=== Records provided ===
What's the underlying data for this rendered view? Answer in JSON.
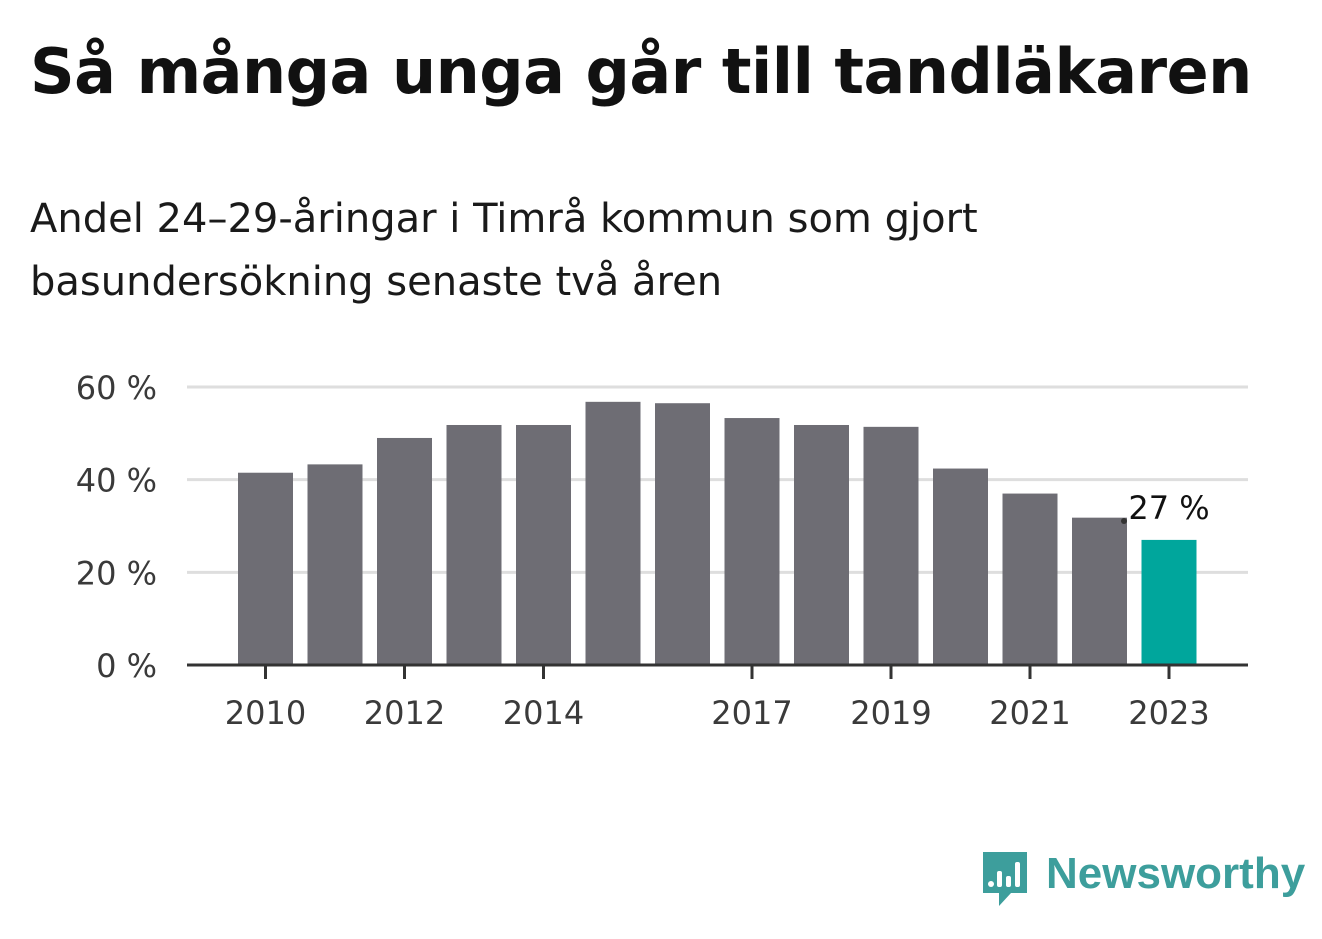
{
  "chart_data": {
    "type": "bar",
    "title": "Så många unga går till tandläkaren",
    "subtitle": "Andel 24–29-åringar i Timrå kommun som gjort basundersökning senaste två åren",
    "categories": [
      "2010",
      "2011",
      "2012",
      "2013",
      "2014",
      "2015",
      "2016",
      "2017",
      "2018",
      "2019",
      "2020",
      "2021",
      "2022",
      "2023"
    ],
    "x_tick_labels": [
      "2010",
      "",
      "2012",
      "",
      "2014",
      "",
      "",
      "2017",
      "",
      "2019",
      "",
      "2021",
      "",
      "2023"
    ],
    "values": [
      41.5,
      43.3,
      49,
      51.8,
      51.8,
      56.8,
      56.5,
      53.3,
      51.8,
      51.4,
      42.4,
      37,
      31.8,
      27
    ],
    "y_ticks": [
      0,
      20,
      40,
      60
    ],
    "y_tick_labels": [
      "0 %",
      "20 %",
      "40 %",
      "60 %"
    ],
    "ylim": [
      0,
      60
    ],
    "annotation": {
      "category": "2023",
      "text": "27 %"
    },
    "xlabel": "",
    "ylabel": "",
    "grid": true,
    "colors": {
      "bar": "#6e6d74",
      "highlight": "#00a69c",
      "grid": "#dedede",
      "axis": "#333333",
      "tick_text": "#3a3a3a"
    }
  },
  "brand": {
    "name": "Newsworthy",
    "icon": "newsworthy-logo-icon",
    "color": "#3d9e9c"
  }
}
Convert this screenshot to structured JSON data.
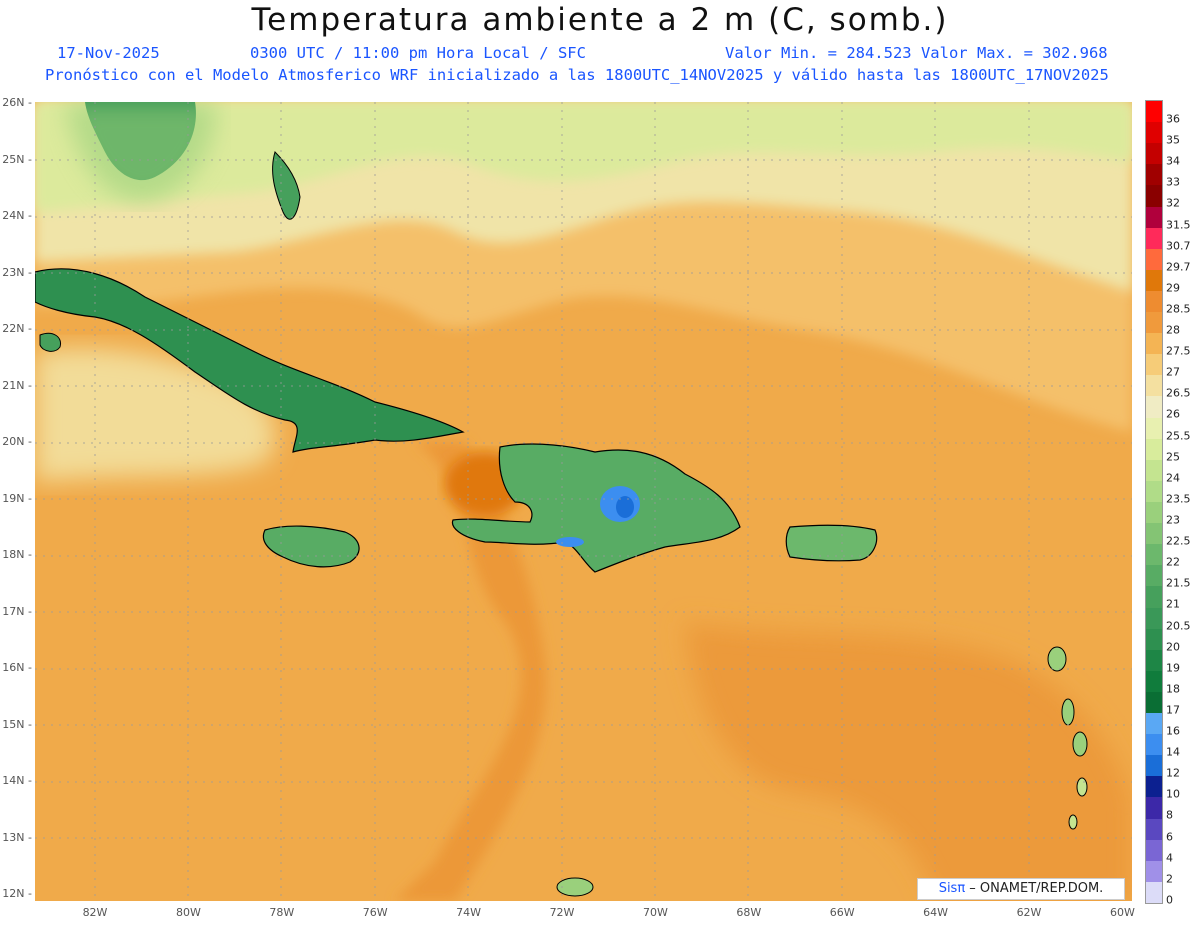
{
  "header": {
    "title": "Temperatura ambiente a 2 m (C, somb.)",
    "date": "17-Nov-2025",
    "time": "0300 UTC / 11:00 pm Hora Local / SFC",
    "minmax": "Valor Min. = 284.523  Valor Max. = 302.968",
    "model_line": "Pronóstico con el Modelo Atmosferico WRF inicializado a las 1800UTC_14NOV2025 y válido hasta las  1800UTC_17NOV2025"
  },
  "axes": {
    "lat_labels": [
      "26N",
      "25N",
      "24N",
      "23N",
      "22N",
      "21N",
      "20N",
      "19N",
      "18N",
      "17N",
      "16N",
      "15N",
      "14N",
      "13N",
      "12N"
    ],
    "lon_labels": [
      "82W",
      "80W",
      "78W",
      "76W",
      "74W",
      "72W",
      "70W",
      "68W",
      "66W",
      "64W",
      "62W",
      "60W"
    ],
    "lat_range": [
      12,
      26
    ],
    "lon_range": [
      -83.2,
      -60
    ]
  },
  "legend": {
    "labels": [
      "36",
      "35",
      "34",
      "33",
      "32",
      "31.5",
      "30.7",
      "29.7",
      "29",
      "28.5",
      "28",
      "27.5",
      "27",
      "26.5",
      "26",
      "25.5",
      "25",
      "24",
      "23.5",
      "23",
      "22.5",
      "22",
      "21.5",
      "21",
      "20.5",
      "20",
      "19",
      "18",
      "17",
      "16",
      "14",
      "12",
      "10",
      "8",
      "6",
      "4",
      "2",
      "0"
    ],
    "colors": [
      "#ff0000",
      "#e00000",
      "#c40000",
      "#a00000",
      "#8a0000",
      "#b0003c",
      "#ff2a5a",
      "#ff6a3c",
      "#e0780a",
      "#ee8c30",
      "#f09a3c",
      "#f4b454",
      "#f6cc78",
      "#f4e0a0",
      "#f0ecc4",
      "#e8f0b0",
      "#d8ec9c",
      "#c4e490",
      "#b0dc88",
      "#9ad07c",
      "#84c474",
      "#6cb86c",
      "#58ac64",
      "#46a05c",
      "#3a9858",
      "#2e9050",
      "#1e8646",
      "#107c3c",
      "#0a6e34",
      "#5aa8f4",
      "#3c8ef0",
      "#1a6ed8",
      "#0c2090",
      "#3c28a8",
      "#5a48c0",
      "#7a66d4",
      "#a090e8",
      "#dcdcf8"
    ]
  },
  "credit": {
    "logo": "Sisπ",
    "text": " – ONAMET/REP.DOM."
  },
  "places": [
    "Cuba",
    "Jamaica",
    "Hispaniola",
    "Puerto Rico",
    "Florida",
    "Bahamas",
    "Lesser Antilles"
  ]
}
===
--- Problem to work on ---
Copy every line above in which the string "logo" shows up.

--- Response to the exercise ---
    "icon": "newsworthy-logo-icon",
    "logo": "Sisπ",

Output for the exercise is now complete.